Copy every record exactly, and keep the pictures out.
------------------------------
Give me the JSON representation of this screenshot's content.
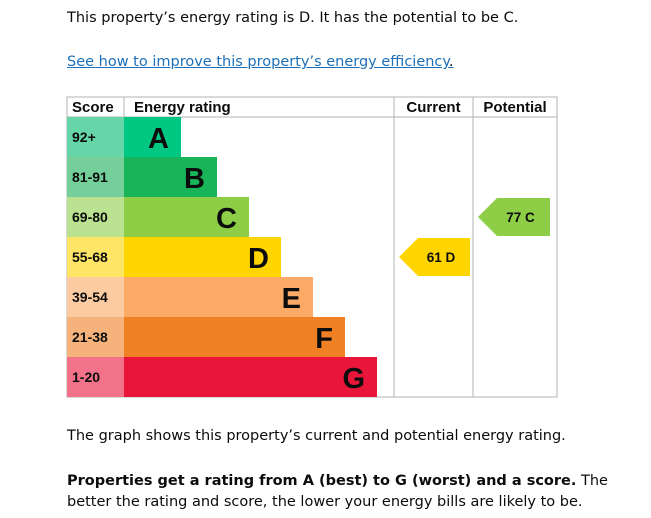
{
  "intro_text": "This property’s energy rating is D. It has the potential to be C.",
  "improve_link": {
    "text": "See how to improve this property’s energy efficiency",
    "trailing": "."
  },
  "chart_data": {
    "type": "bar",
    "headers": {
      "score": "Score",
      "rating": "Energy rating",
      "current": "Current",
      "potential": "Potential"
    },
    "bands": [
      {
        "letter": "A",
        "range": "92+",
        "color": "#00c781",
        "score_bg": "#66d6a8"
      },
      {
        "letter": "B",
        "range": "81-91",
        "color": "#19b459",
        "score_bg": "#75cf9a"
      },
      {
        "letter": "C",
        "range": "69-80",
        "color": "#8dce46",
        "score_bg": "#bbe290"
      },
      {
        "letter": "D",
        "range": "55-68",
        "color": "#ffd500",
        "score_bg": "#ffe566"
      },
      {
        "letter": "E",
        "range": "39-54",
        "color": "#fcaa65",
        "score_bg": "#fdcba2"
      },
      {
        "letter": "F",
        "range": "21-38",
        "color": "#ef8023",
        "score_bg": "#f5b37b"
      },
      {
        "letter": "G",
        "range": "1-20",
        "color": "#e9153b",
        "score_bg": "#f27389"
      }
    ],
    "current": {
      "score": 61,
      "letter": "D",
      "label": "61  D",
      "color": "#ffd500"
    },
    "potential": {
      "score": 77,
      "letter": "C",
      "label": "77  C",
      "color": "#8dce46"
    }
  },
  "caption": "The graph shows this property’s current and potential energy rating.",
  "explanation": {
    "bold": "Properties get a rating from A (best) to G (worst) and a score.",
    "rest": " The better the rating and score, the lower your energy bills are likely to be."
  }
}
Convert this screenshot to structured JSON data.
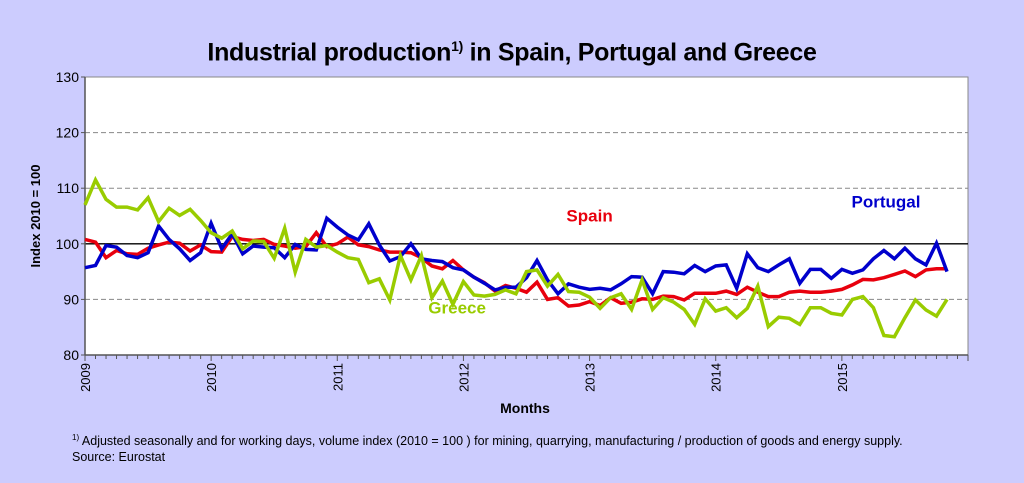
------------------------------
**In response:**
Give me the JSON representation of this screenshot's content.
{
  "intro_text": "This property’s energy rating is D. It has the potential to be C.",
  "improve_link": {
    "text": "See how to improve this property’s energy efficiency",
    "trailing": "."
  },
  "chart_data": {
    "type": "bar",
    "headers": {
      "score": "Score",
      "rating": "Energy rating",
      "current": "Current",
      "potential": "Potential"
    },
    "bands": [
      {
        "letter": "A",
        "range": "92+",
        "color": "#00c781",
        "score_bg": "#66d6a8"
      },
      {
        "letter": "B",
        "range": "81-91",
        "color": "#19b459",
        "score_bg": "#75cf9a"
      },
      {
        "letter": "C",
        "range": "69-80",
        "color": "#8dce46",
        "score_bg": "#bbe290"
      },
      {
        "letter": "D",
        "range": "55-68",
        "color": "#ffd500",
        "score_bg": "#ffe566"
      },
      {
        "letter": "E",
        "range": "39-54",
        "color": "#fcaa65",
        "score_bg": "#fdcba2"
      },
      {
        "letter": "F",
        "range": "21-38",
        "color": "#ef8023",
        "score_bg": "#f5b37b"
      },
      {
        "letter": "G",
        "range": "1-20",
        "color": "#e9153b",
        "score_bg": "#f27389"
      }
    ],
    "current": {
      "score": 61,
      "letter": "D",
      "label": "61  D",
      "color": "#ffd500"
    },
    "potential": {
      "score": 77,
      "letter": "C",
      "label": "77  C",
      "color": "#8dce46"
    }
  },
  "caption": "The graph shows this property’s current and potential energy rating.",
  "explanation": {
    "bold": "Properties get a rating from A (best) to G (worst) and a score.",
    "rest": " The better the rating and score, the lower your energy bills are likely to be."
  }
}
Convert this screenshot to structured JSON data.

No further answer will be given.